> _Dataset records_:
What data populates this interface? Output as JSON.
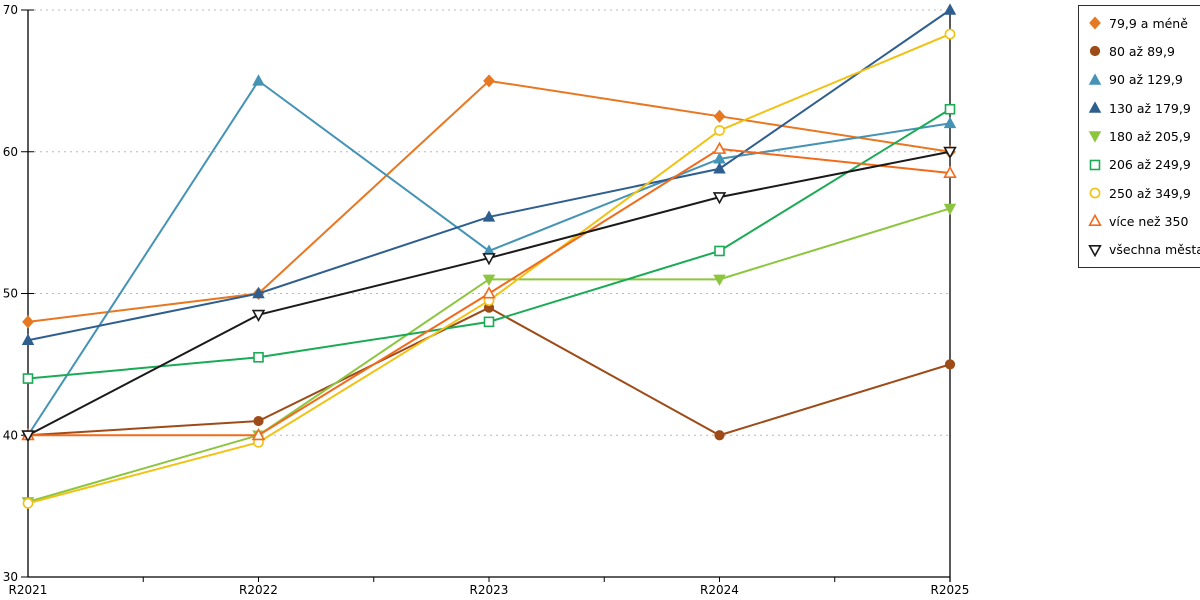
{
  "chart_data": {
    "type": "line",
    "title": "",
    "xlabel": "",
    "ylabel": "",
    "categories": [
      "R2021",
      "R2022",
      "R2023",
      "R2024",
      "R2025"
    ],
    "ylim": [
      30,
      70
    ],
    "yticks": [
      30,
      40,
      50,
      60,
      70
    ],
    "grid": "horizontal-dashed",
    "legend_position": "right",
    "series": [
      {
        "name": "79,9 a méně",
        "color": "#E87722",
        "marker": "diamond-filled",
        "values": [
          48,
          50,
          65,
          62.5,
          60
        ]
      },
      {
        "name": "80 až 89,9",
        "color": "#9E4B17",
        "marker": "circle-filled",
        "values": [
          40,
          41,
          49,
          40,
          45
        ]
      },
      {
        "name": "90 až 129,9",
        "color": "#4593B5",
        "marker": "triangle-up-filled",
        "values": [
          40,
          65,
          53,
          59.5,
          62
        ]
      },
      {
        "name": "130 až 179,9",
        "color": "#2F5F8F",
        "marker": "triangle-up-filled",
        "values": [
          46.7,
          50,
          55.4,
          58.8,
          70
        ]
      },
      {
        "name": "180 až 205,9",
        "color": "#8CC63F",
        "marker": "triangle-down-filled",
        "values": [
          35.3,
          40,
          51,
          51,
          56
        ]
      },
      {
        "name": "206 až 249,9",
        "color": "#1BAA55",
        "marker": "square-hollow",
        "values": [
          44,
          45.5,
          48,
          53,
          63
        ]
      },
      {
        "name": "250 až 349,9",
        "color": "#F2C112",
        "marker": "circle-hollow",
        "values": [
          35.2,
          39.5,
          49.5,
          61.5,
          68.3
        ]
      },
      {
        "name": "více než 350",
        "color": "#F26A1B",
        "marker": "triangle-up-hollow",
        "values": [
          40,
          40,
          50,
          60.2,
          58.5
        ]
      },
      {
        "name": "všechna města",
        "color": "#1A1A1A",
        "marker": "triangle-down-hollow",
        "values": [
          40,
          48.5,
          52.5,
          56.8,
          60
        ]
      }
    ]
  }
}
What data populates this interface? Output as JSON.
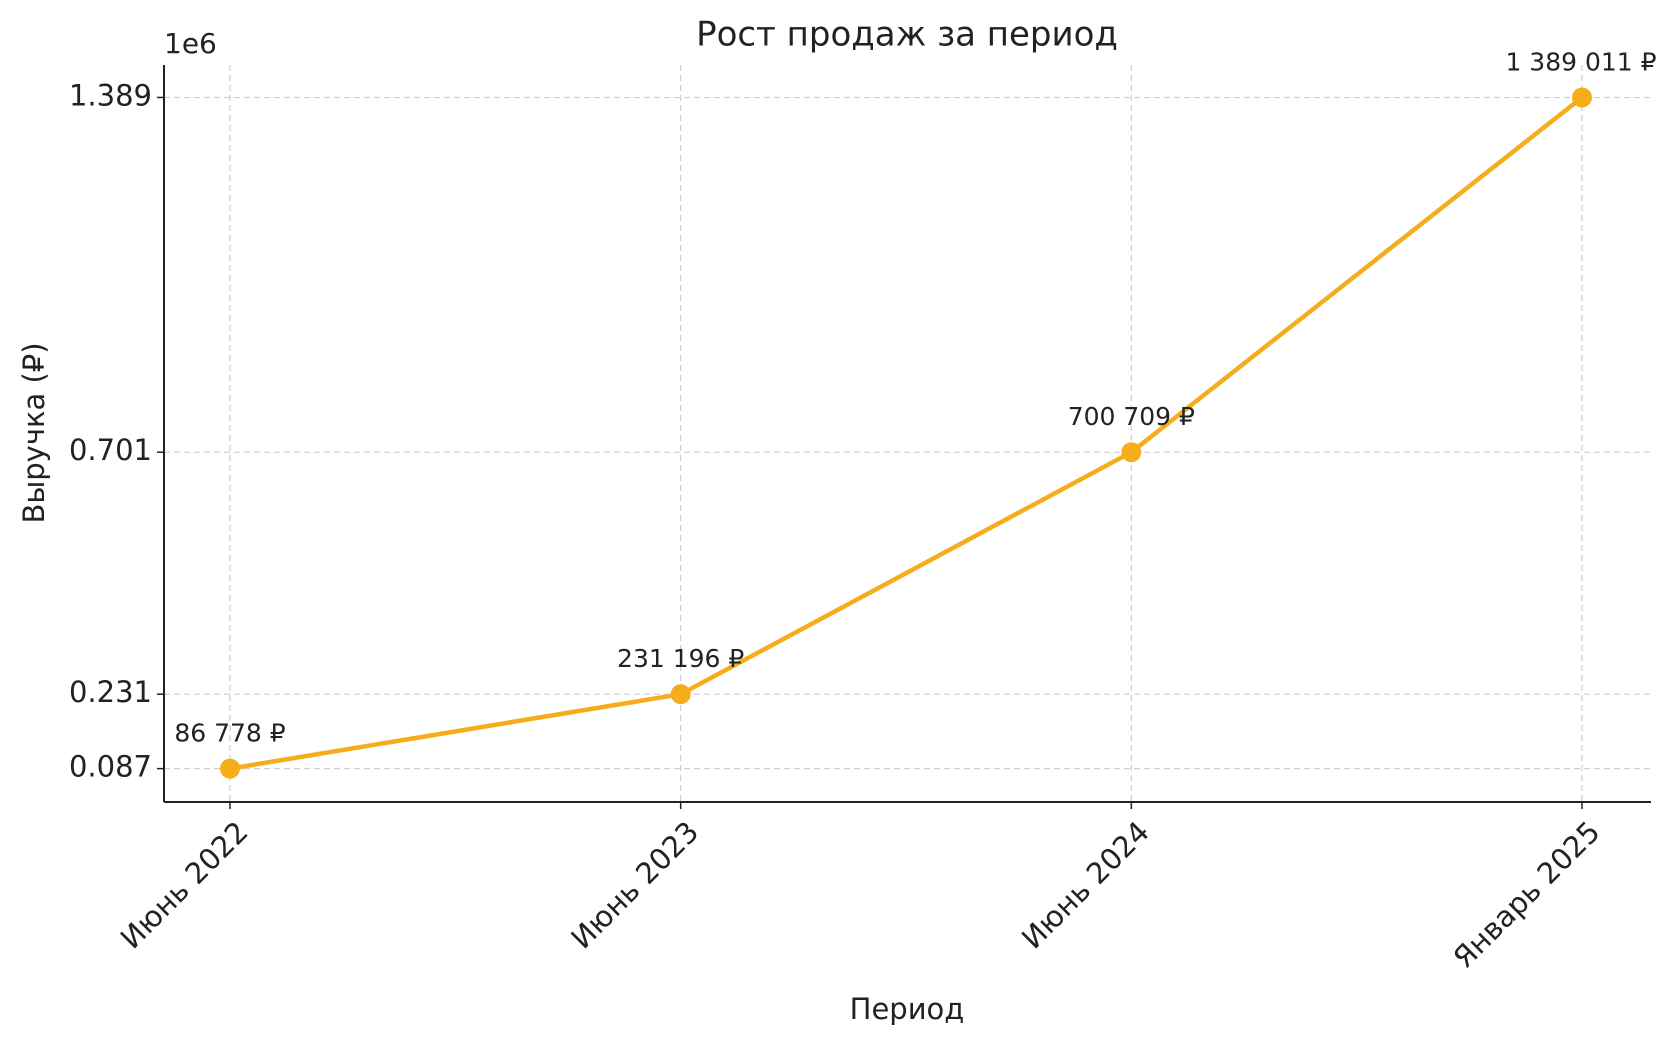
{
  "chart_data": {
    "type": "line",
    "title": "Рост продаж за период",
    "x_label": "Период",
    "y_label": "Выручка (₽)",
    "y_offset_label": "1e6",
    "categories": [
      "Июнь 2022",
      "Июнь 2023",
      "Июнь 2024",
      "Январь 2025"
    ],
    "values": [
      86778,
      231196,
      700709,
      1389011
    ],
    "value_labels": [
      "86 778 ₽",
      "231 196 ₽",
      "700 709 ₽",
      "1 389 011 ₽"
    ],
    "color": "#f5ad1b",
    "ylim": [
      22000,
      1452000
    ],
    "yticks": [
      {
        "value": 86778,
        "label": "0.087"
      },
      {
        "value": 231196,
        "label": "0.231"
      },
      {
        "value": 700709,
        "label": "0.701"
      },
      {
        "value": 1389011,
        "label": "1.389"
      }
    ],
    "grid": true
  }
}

> _EXERCISE TASK_:
Each line of the material above either contains the word "circle" or does not; state how many do, and nothing else.

> _ANSWER TO THE PROBLEM_:
2